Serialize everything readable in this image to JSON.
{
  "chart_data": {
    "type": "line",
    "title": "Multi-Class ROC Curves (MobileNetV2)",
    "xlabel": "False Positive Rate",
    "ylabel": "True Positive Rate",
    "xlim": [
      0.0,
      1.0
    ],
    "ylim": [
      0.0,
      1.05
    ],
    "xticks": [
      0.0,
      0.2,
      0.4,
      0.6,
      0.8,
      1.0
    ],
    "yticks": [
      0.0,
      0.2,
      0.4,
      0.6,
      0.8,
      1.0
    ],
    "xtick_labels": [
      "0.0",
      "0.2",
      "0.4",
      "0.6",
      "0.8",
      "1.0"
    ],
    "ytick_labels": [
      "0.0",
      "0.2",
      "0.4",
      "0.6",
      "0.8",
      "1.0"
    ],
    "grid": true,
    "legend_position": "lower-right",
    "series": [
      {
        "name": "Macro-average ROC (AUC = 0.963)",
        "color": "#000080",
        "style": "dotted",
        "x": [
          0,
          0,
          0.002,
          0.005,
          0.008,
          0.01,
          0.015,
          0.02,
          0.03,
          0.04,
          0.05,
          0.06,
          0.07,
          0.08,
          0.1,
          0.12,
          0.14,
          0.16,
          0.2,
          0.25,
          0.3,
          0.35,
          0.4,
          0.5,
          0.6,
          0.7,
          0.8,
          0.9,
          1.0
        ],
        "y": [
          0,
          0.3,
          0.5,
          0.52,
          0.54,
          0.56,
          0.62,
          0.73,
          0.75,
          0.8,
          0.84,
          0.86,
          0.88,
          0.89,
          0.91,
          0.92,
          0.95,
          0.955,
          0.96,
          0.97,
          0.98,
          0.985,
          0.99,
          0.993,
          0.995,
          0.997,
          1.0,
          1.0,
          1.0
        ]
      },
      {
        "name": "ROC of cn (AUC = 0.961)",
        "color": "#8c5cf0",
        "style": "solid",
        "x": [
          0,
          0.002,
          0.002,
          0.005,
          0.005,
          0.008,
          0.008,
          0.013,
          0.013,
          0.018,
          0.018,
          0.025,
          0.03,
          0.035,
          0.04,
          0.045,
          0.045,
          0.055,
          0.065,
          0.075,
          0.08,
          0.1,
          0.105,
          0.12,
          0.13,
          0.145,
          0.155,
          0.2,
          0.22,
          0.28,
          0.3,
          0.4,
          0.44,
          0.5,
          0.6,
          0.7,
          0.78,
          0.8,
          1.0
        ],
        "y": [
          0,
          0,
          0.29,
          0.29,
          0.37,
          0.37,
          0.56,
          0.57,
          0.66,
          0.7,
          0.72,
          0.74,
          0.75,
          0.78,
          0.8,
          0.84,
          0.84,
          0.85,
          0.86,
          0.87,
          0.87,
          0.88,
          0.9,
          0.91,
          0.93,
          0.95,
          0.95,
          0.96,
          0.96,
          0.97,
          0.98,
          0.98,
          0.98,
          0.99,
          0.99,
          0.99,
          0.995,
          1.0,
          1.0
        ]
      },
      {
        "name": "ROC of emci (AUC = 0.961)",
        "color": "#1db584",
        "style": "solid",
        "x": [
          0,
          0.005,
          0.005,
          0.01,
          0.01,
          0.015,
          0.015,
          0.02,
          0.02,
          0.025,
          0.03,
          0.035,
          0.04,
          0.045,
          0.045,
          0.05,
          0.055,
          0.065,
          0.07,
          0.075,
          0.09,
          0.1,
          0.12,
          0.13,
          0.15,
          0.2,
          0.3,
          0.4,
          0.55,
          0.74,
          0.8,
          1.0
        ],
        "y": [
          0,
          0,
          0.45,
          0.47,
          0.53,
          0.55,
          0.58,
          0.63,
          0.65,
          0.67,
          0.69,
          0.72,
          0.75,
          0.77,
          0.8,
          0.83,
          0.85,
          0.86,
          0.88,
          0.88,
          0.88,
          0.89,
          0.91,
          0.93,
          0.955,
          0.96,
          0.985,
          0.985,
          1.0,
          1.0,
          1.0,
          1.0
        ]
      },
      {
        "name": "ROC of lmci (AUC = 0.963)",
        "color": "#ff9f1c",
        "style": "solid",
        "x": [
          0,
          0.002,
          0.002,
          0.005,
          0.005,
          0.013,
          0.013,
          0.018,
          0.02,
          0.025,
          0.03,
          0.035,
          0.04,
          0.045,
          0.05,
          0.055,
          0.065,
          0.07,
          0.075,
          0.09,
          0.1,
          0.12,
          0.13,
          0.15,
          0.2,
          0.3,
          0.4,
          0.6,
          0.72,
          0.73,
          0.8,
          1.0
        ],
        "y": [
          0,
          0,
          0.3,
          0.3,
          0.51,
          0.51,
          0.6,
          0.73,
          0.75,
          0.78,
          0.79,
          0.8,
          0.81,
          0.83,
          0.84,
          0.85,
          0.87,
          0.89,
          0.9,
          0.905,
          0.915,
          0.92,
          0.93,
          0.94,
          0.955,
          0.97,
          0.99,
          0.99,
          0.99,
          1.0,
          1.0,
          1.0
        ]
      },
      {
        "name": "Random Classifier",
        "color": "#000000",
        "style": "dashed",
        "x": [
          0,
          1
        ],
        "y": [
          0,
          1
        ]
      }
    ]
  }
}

------------

→ What is asked: Take the entries above and transcribe them exactly.

→ The output:
Serialize everything readable in this image to JSON.
{
  "chart_data": {
    "type": "line",
    "title": "Multi-Class ROC Curves (MobileNetV2)",
    "xlabel": "False Positive Rate",
    "ylabel": "True Positive Rate",
    "xlim": [
      0.0,
      1.0
    ],
    "ylim": [
      0.0,
      1.05
    ],
    "xticks": [
      0.0,
      0.2,
      0.4,
      0.6,
      0.8,
      1.0
    ],
    "yticks": [
      0.0,
      0.2,
      0.4,
      0.6,
      0.8,
      1.0
    ],
    "xtick_labels": [
      "0.0",
      "0.2",
      "0.4",
      "0.6",
      "0.8",
      "1.0"
    ],
    "ytick_labels": [
      "0.0",
      "0.2",
      "0.4",
      "0.6",
      "0.8",
      "1.0"
    ],
    "grid": true,
    "legend_position": "lower-right",
    "series": [
      {
        "name": "Macro-average ROC (AUC = 0.963)",
        "color": "#000080",
        "style": "dotted",
        "x": [
          0,
          0,
          0.002,
          0.005,
          0.008,
          0.01,
          0.015,
          0.02,
          0.03,
          0.04,
          0.05,
          0.06,
          0.07,
          0.08,
          0.1,
          0.12,
          0.14,
          0.16,
          0.2,
          0.25,
          0.3,
          0.35,
          0.4,
          0.5,
          0.6,
          0.7,
          0.8,
          0.9,
          1.0
        ],
        "y": [
          0,
          0.3,
          0.5,
          0.52,
          0.54,
          0.56,
          0.62,
          0.73,
          0.75,
          0.8,
          0.84,
          0.86,
          0.88,
          0.89,
          0.91,
          0.92,
          0.95,
          0.955,
          0.96,
          0.97,
          0.98,
          0.985,
          0.99,
          0.993,
          0.995,
          0.997,
          1.0,
          1.0,
          1.0
        ]
      },
      {
        "name": "ROC of cn (AUC = 0.961)",
        "color": "#8c5cf0",
        "style": "solid",
        "x": [
          0,
          0.002,
          0.002,
          0.005,
          0.005,
          0.008,
          0.008,
          0.013,
          0.013,
          0.018,
          0.018,
          0.025,
          0.03,
          0.035,
          0.04,
          0.045,
          0.045,
          0.055,
          0.065,
          0.075,
          0.08,
          0.1,
          0.105,
          0.12,
          0.13,
          0.145,
          0.155,
          0.2,
          0.22,
          0.28,
          0.3,
          0.4,
          0.44,
          0.5,
          0.6,
          0.7,
          0.78,
          0.8,
          1.0
        ],
        "y": [
          0,
          0,
          0.29,
          0.29,
          0.37,
          0.37,
          0.56,
          0.57,
          0.66,
          0.7,
          0.72,
          0.74,
          0.75,
          0.78,
          0.8,
          0.84,
          0.84,
          0.85,
          0.86,
          0.87,
          0.87,
          0.88,
          0.9,
          0.91,
          0.93,
          0.95,
          0.95,
          0.96,
          0.96,
          0.97,
          0.98,
          0.98,
          0.98,
          0.99,
          0.99,
          0.99,
          0.995,
          1.0,
          1.0
        ]
      },
      {
        "name": "ROC of emci (AUC = 0.961)",
        "color": "#1db584",
        "style": "solid",
        "x": [
          0,
          0.005,
          0.005,
          0.01,
          0.01,
          0.015,
          0.015,
          0.02,
          0.02,
          0.025,
          0.03,
          0.035,
          0.04,
          0.045,
          0.045,
          0.05,
          0.055,
          0.065,
          0.07,
          0.075,
          0.09,
          0.1,
          0.12,
          0.13,
          0.15,
          0.2,
          0.3,
          0.4,
          0.55,
          0.74,
          0.8,
          1.0
        ],
        "y": [
          0,
          0,
          0.45,
          0.47,
          0.53,
          0.55,
          0.58,
          0.63,
          0.65,
          0.67,
          0.69,
          0.72,
          0.75,
          0.77,
          0.8,
          0.83,
          0.85,
          0.86,
          0.88,
          0.88,
          0.88,
          0.89,
          0.91,
          0.93,
          0.955,
          0.96,
          0.985,
          0.985,
          1.0,
          1.0,
          1.0,
          1.0
        ]
      },
      {
        "name": "ROC of lmci (AUC = 0.963)",
        "color": "#ff9f1c",
        "style": "solid",
        "x": [
          0,
          0.002,
          0.002,
          0.005,
          0.005,
          0.013,
          0.013,
          0.018,
          0.02,
          0.025,
          0.03,
          0.035,
          0.04,
          0.045,
          0.05,
          0.055,
          0.065,
          0.07,
          0.075,
          0.09,
          0.1,
          0.12,
          0.13,
          0.15,
          0.2,
          0.3,
          0.4,
          0.6,
          0.72,
          0.73,
          0.8,
          1.0
        ],
        "y": [
          0,
          0,
          0.3,
          0.3,
          0.51,
          0.51,
          0.6,
          0.73,
          0.75,
          0.78,
          0.79,
          0.8,
          0.81,
          0.83,
          0.84,
          0.85,
          0.87,
          0.89,
          0.9,
          0.905,
          0.915,
          0.92,
          0.93,
          0.94,
          0.955,
          0.97,
          0.99,
          0.99,
          0.99,
          1.0,
          1.0,
          1.0
        ]
      },
      {
        "name": "Random Classifier",
        "color": "#000000",
        "style": "dashed",
        "x": [
          0,
          1
        ],
        "y": [
          0,
          1
        ]
      }
    ]
  }
}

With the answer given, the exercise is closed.